EXCERPTED PASSAGE —
Digitalization and an increasing need for sustainability – hardly any development has shaped society as strongly in recent decades as these two megatrends. Both are characterized by complex relationships between different fields. Teachers need a solid knowledge of the topics they teach as well as  a way to encompass the interconnectedness of knowledge and connect students’ new knowledge to their existing knowledge. For this reason, it is of particular importance to address approaches to learning and teaching that are relevant when learning complex issues. These are predominant in sustainable science education. This paper provides an empirically backed discussion of concept mapping tools as a method to visually represent jointed facts in complex knowledge (Novak and Gowin, 1984). Based on a study of 71 school and university students in Luxembourg in 2019/20, insight is provided into participants' sustainability-related interests,attitudes, and understanding of a selected topic (namely ‘Soil and Sustainability’) analysed with a concept mapping tool.

The educational debate on effective ways of understanding learners’ competencies is not new (De Haan, 2010). The discussion has shifted its attention from contents and outcomes towards the processes that shape learning (Norman and Spohrer, 1996). A recent literature review examined different tools for the assessment of students’ sustainability competencies, with the result that 16% of the selected studies used concept maps, whereas the vast majority applied self-assessment and reflective writing (Redman et al., 2021).

[Items stored from a collection]
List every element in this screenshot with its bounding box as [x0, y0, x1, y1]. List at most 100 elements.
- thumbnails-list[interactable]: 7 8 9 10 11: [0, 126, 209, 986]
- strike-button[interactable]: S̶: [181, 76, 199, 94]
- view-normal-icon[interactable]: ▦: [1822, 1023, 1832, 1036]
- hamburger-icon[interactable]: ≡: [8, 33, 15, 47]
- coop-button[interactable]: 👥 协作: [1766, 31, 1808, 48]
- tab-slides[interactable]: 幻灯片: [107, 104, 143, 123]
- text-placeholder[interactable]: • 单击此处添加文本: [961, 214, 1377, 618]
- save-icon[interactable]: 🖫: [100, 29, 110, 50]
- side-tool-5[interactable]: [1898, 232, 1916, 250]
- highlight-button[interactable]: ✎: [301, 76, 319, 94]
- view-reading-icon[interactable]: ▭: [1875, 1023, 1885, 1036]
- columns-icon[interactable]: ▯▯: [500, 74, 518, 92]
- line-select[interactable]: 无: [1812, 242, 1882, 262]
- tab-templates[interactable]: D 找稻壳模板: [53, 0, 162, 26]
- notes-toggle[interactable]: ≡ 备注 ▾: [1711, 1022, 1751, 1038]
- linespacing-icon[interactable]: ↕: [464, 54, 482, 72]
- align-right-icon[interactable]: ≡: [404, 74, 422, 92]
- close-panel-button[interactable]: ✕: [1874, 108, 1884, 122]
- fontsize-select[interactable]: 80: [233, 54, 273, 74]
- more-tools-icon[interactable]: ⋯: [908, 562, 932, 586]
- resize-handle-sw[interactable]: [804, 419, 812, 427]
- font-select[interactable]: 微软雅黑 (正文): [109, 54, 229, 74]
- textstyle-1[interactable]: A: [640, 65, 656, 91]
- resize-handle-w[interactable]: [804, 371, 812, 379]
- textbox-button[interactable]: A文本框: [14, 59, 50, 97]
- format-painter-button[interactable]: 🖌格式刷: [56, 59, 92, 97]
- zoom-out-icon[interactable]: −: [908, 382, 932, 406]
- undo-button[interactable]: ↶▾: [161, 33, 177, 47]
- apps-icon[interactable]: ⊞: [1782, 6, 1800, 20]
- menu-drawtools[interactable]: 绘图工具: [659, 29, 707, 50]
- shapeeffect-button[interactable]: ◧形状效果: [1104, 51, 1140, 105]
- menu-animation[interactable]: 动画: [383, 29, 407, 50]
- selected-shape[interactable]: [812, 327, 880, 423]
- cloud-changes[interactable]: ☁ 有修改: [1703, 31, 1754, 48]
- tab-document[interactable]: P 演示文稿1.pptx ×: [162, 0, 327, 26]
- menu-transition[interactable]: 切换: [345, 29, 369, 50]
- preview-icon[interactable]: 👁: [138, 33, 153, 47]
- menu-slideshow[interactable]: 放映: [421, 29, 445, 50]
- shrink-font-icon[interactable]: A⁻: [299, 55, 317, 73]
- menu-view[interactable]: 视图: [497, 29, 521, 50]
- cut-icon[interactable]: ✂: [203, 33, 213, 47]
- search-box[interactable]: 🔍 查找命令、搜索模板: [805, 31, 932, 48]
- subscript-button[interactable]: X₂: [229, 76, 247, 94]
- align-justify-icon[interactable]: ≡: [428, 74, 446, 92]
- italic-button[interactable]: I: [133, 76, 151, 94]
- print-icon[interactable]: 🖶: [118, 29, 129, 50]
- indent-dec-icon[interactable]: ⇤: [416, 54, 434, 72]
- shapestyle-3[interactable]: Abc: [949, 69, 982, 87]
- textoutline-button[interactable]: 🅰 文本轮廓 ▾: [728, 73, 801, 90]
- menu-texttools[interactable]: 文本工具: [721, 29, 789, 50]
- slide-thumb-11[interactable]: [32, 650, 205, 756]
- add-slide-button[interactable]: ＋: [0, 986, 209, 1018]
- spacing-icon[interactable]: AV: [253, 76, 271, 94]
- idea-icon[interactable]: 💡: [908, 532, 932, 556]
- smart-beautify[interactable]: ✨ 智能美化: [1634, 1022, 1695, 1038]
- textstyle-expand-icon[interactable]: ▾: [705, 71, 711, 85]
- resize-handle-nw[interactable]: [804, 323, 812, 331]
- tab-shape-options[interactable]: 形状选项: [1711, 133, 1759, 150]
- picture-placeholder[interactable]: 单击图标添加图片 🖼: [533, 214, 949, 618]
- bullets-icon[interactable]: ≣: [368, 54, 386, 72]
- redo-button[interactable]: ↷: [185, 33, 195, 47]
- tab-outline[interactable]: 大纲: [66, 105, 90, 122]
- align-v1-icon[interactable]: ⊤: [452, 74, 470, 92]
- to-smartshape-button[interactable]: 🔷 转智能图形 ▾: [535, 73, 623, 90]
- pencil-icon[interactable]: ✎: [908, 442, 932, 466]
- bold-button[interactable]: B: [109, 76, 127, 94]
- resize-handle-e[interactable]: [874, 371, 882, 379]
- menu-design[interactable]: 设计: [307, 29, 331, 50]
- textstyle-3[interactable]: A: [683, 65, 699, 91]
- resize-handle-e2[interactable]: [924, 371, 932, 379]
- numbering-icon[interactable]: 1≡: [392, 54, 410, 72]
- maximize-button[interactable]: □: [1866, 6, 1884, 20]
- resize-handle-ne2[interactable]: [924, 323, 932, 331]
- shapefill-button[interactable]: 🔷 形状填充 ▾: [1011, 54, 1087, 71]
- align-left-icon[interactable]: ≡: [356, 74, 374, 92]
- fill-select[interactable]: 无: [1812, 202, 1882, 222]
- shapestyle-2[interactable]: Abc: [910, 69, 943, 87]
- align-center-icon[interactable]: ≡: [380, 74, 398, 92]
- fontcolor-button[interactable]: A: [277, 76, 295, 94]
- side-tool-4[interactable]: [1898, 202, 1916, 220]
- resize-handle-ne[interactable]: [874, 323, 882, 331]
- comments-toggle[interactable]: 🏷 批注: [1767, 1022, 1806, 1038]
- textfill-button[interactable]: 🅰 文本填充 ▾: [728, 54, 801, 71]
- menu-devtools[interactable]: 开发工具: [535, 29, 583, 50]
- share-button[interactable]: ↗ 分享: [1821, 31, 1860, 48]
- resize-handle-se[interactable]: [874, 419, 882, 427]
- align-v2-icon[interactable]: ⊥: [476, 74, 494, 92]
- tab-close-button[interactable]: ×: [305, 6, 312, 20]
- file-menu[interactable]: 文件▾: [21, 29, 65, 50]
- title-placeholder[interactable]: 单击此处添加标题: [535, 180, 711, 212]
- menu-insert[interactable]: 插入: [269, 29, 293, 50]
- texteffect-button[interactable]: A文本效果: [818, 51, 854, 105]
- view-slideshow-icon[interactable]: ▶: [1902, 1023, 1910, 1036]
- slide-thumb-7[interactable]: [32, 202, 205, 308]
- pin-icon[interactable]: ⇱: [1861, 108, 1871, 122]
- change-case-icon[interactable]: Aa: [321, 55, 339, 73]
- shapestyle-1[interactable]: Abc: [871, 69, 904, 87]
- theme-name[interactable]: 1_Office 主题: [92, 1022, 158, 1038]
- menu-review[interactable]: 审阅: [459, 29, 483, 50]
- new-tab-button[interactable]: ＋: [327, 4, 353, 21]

WHAT YOU SHOULD DO —
According to the passage on concept mapping, what share of the studies in the recent literature review used concept maps? The records bear no relation to the passage on concept mapping.

ANSWER IN FULL —
16% of the selected studies used concept maps.